Problem to solve: Convert the lines of the records from the one containing "- Text: gastric" through the one containing "- Text: GSM852001: GSM852001: [303, 221, 313, 268]", both included, into a JSON list of strings with one string per line and no blank lines.

Excerpted data:
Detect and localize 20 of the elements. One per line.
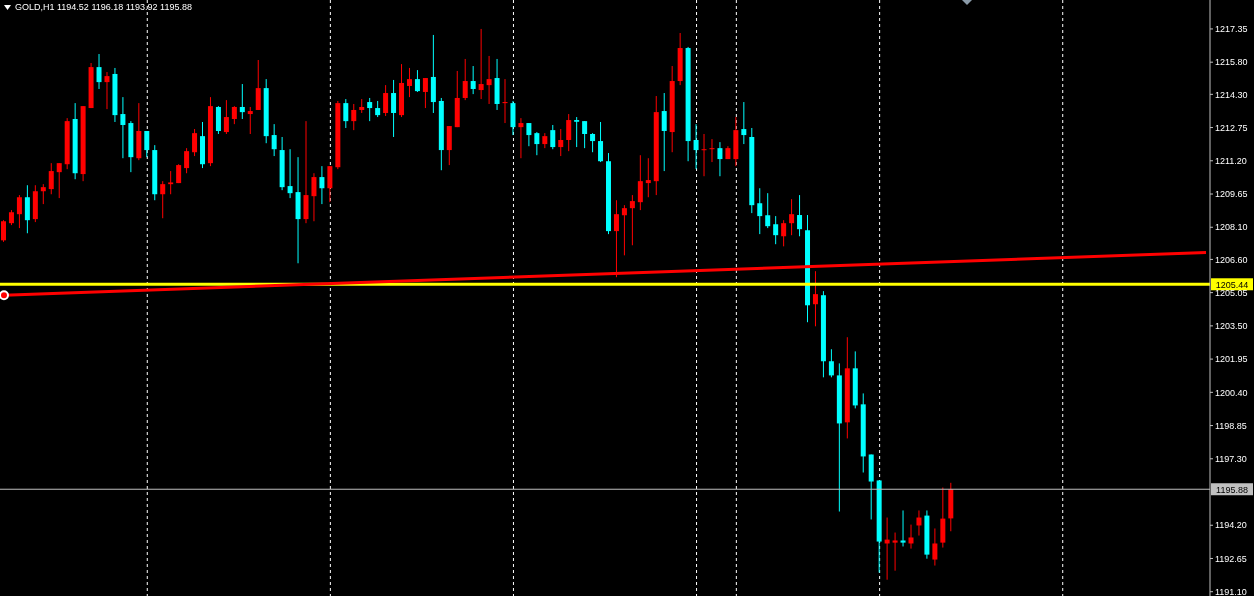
y-tick-label: 1194.20 <box>1215 520 1247 531</box>
y-tick-label: 1211.20 <box>1215 155 1247 166</box>
y-tick-label: 1197.30 <box>1215 453 1247 464</box>
y-tick-label: 1203.50 <box>1215 321 1248 332</box>
y-tick-label: 1192.65 <box>1215 553 1247 564</box>
y-tick-label: 1214.30 <box>1215 89 1248 100</box>
ref-line-label: 1195.88 <box>1216 484 1248 495</box>
y-tick-label: 1215.80 <box>1215 57 1248 68</box>
y-tick-label: 1200.40 <box>1215 387 1248 398</box>
y-tick-label: 1206.60 <box>1215 254 1248 265</box>
y-tick-label: 1209.65 <box>1215 189 1248 200</box>
chart-title: GOLD,H1 1194.52 1196.18 1193.92 1195.88 <box>15 2 192 12</box>
y-tick-label: 1205.05 <box>1215 287 1248 298</box>
y-tick-label: 1217.35 <box>1215 24 1248 35</box>
y-tick-label: 1212.75 <box>1215 122 1248 133</box>
ref-line-label: 1205.44 <box>1215 279 1249 290</box>
y-tick-label: 1198.85 <box>1215 420 1247 431</box>
y-tick-label: 1191.10 <box>1215 586 1247 596</box>
y-tick-label: 1201.95 <box>1215 354 1248 365</box>
y-tick-label: 1208.10 <box>1215 222 1248 233</box>
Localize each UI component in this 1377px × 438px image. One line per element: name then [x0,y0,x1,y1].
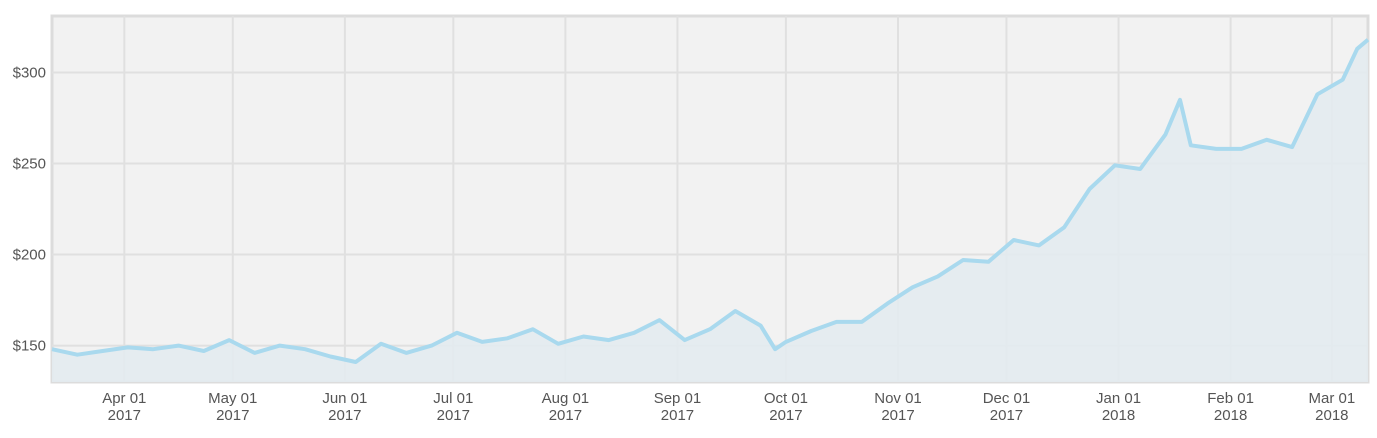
x-tick-label: 2017 [881,407,914,424]
x-tick-label: 2018 [1214,407,1247,424]
x-tick-label: Nov 01 [874,390,922,407]
x-tick-label: Oct 01 [764,390,808,407]
y-tick-label: $200 [13,247,46,264]
x-tick-label: Jul 01 [433,390,473,407]
x-tick-label: 2017 [769,407,802,424]
x-tick-label: 2017 [549,407,582,424]
x-tick-label: 2017 [216,407,249,424]
x-tick-label: Dec 01 [983,390,1031,407]
x-tick-label: 2017 [990,407,1023,424]
line [51,38,1370,364]
x-tick-label: Aug 01 [542,390,590,407]
x-tick-label: Sep 01 [654,390,702,407]
x-tick-label: 2018 [1102,407,1135,424]
x-tick-label: Feb 01 [1207,390,1254,407]
y-tick-label: $300 [13,64,46,81]
x-tick-label: Jan 01 [1096,390,1141,407]
x-tick-label: 2017 [437,407,470,424]
x-tick-label: Mar 01 [1309,390,1356,407]
x-tick-label: 2017 [328,407,361,424]
x-tick-label: 2017 [108,407,141,424]
x-tick-label: 2017 [661,407,694,424]
area [52,39,1368,382]
y-tick-label: $150 [13,338,46,355]
x-tick-label: Jun 01 [322,390,367,407]
y-tick-label: $250 [13,155,46,172]
x-tick-label: 2018 [1315,407,1348,424]
x-tick-label: May 01 [208,390,257,407]
x-tick-label: Apr 01 [102,390,146,407]
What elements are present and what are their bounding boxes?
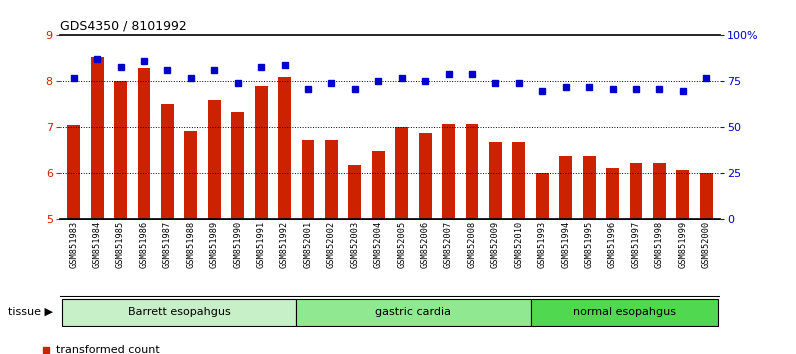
- Text: gastric cardia: gastric cardia: [376, 307, 451, 317]
- Bar: [601, 219, 624, 297]
- Bar: [419, 133, 431, 219]
- Bar: [161, 104, 174, 219]
- Bar: [114, 81, 127, 219]
- Bar: [68, 125, 80, 219]
- Text: GSM852001: GSM852001: [303, 221, 313, 268]
- Bar: [62, 219, 85, 297]
- Bar: [367, 219, 390, 297]
- Bar: [577, 219, 601, 297]
- Text: GSM851999: GSM851999: [678, 221, 688, 268]
- Text: GSM851997: GSM851997: [631, 221, 641, 268]
- Text: transformed count: transformed count: [56, 346, 159, 354]
- Text: GSM851983: GSM851983: [69, 221, 78, 268]
- Bar: [700, 173, 712, 219]
- Bar: [203, 219, 226, 297]
- Text: GSM852007: GSM852007: [444, 221, 453, 268]
- Text: GSM851998: GSM851998: [655, 221, 664, 268]
- Bar: [396, 127, 408, 219]
- Text: GSM852003: GSM852003: [350, 221, 360, 268]
- Bar: [208, 100, 220, 219]
- Bar: [325, 140, 338, 219]
- Text: GSM852006: GSM852006: [420, 221, 430, 268]
- Bar: [513, 142, 525, 219]
- Bar: [484, 219, 507, 297]
- Text: GSM851989: GSM851989: [210, 221, 219, 268]
- Bar: [255, 86, 267, 219]
- Bar: [349, 165, 361, 219]
- Bar: [249, 219, 273, 297]
- Bar: [466, 124, 478, 219]
- Text: GSM851996: GSM851996: [608, 221, 617, 268]
- Bar: [648, 219, 671, 297]
- Bar: [536, 172, 548, 219]
- Bar: [437, 219, 460, 297]
- Text: GSM852009: GSM852009: [491, 221, 500, 268]
- Bar: [185, 131, 197, 219]
- Bar: [531, 219, 554, 297]
- Text: GSM851994: GSM851994: [561, 221, 570, 268]
- Bar: [273, 219, 296, 297]
- Bar: [624, 219, 648, 297]
- Bar: [296, 219, 320, 297]
- Text: GSM851985: GSM851985: [116, 221, 125, 268]
- Bar: [583, 156, 595, 219]
- Bar: [554, 219, 577, 297]
- Bar: [85, 219, 109, 297]
- Text: GSM852005: GSM852005: [397, 221, 406, 268]
- Text: GSM852004: GSM852004: [374, 221, 383, 268]
- Bar: [489, 142, 502, 219]
- Text: GSM851995: GSM851995: [585, 221, 594, 268]
- Text: GSM852000: GSM852000: [702, 221, 711, 268]
- Bar: [653, 163, 666, 219]
- Bar: [226, 219, 249, 297]
- Text: GSM851992: GSM851992: [280, 221, 289, 268]
- Bar: [372, 152, 384, 219]
- Text: GSM851991: GSM851991: [256, 221, 266, 268]
- Bar: [138, 68, 150, 219]
- Bar: [320, 219, 343, 297]
- Text: GSM852008: GSM852008: [467, 221, 477, 268]
- Bar: [296, 299, 531, 326]
- Text: GSM851990: GSM851990: [233, 221, 242, 268]
- Bar: [671, 219, 695, 297]
- Bar: [278, 77, 291, 219]
- Bar: [607, 168, 619, 219]
- Text: Barrett esopahgus: Barrett esopahgus: [128, 307, 231, 317]
- Bar: [442, 124, 455, 219]
- Text: normal esopahgus: normal esopahgus: [573, 307, 676, 317]
- Text: GSM851988: GSM851988: [186, 221, 195, 268]
- Text: tissue ▶: tissue ▶: [8, 307, 53, 317]
- Bar: [695, 219, 718, 297]
- Bar: [413, 219, 437, 297]
- Bar: [630, 163, 642, 219]
- Bar: [343, 219, 367, 297]
- Text: GSM852010: GSM852010: [514, 221, 524, 268]
- Text: GSM851986: GSM851986: [139, 221, 149, 268]
- Text: GSM851993: GSM851993: [538, 221, 547, 268]
- Bar: [91, 57, 103, 219]
- Bar: [109, 219, 132, 297]
- Bar: [156, 219, 179, 297]
- Bar: [390, 219, 413, 297]
- Bar: [62, 299, 296, 326]
- Bar: [507, 219, 531, 297]
- Bar: [132, 219, 156, 297]
- Bar: [560, 156, 572, 219]
- Bar: [460, 219, 484, 297]
- Bar: [677, 170, 689, 219]
- Bar: [179, 219, 203, 297]
- Text: GSM851987: GSM851987: [163, 221, 172, 268]
- Bar: [232, 112, 244, 219]
- Text: GSM851984: GSM851984: [92, 221, 102, 268]
- Bar: [302, 140, 314, 219]
- Bar: [531, 299, 718, 326]
- Text: GSM852002: GSM852002: [327, 221, 336, 268]
- Text: GDS4350 / 8101992: GDS4350 / 8101992: [60, 20, 186, 33]
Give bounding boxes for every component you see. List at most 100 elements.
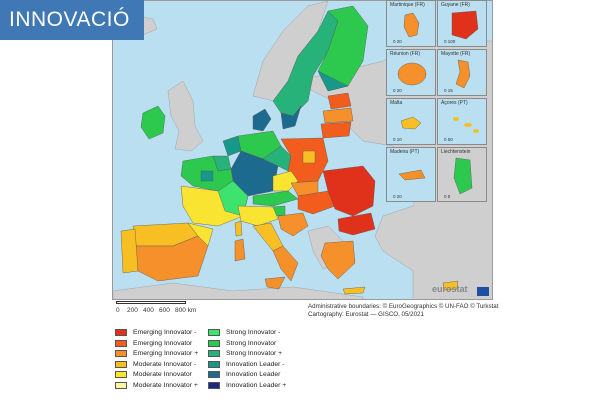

Answer in full:
[
  "- Text: gastric cardia: gastric cardia: [376, 307, 451, 317]",
  "- Bar: [601, 219, 624, 297]",
  "- Bar: [419, 133, 431, 219]",
  "- Bar: [161, 104, 174, 219]",
  "- Bar: [114, 81, 127, 219]",
  "- Bar: [68, 125, 80, 219]",
  "- Text: GSM852001: GSM852001: [303, 221, 313, 268]"
]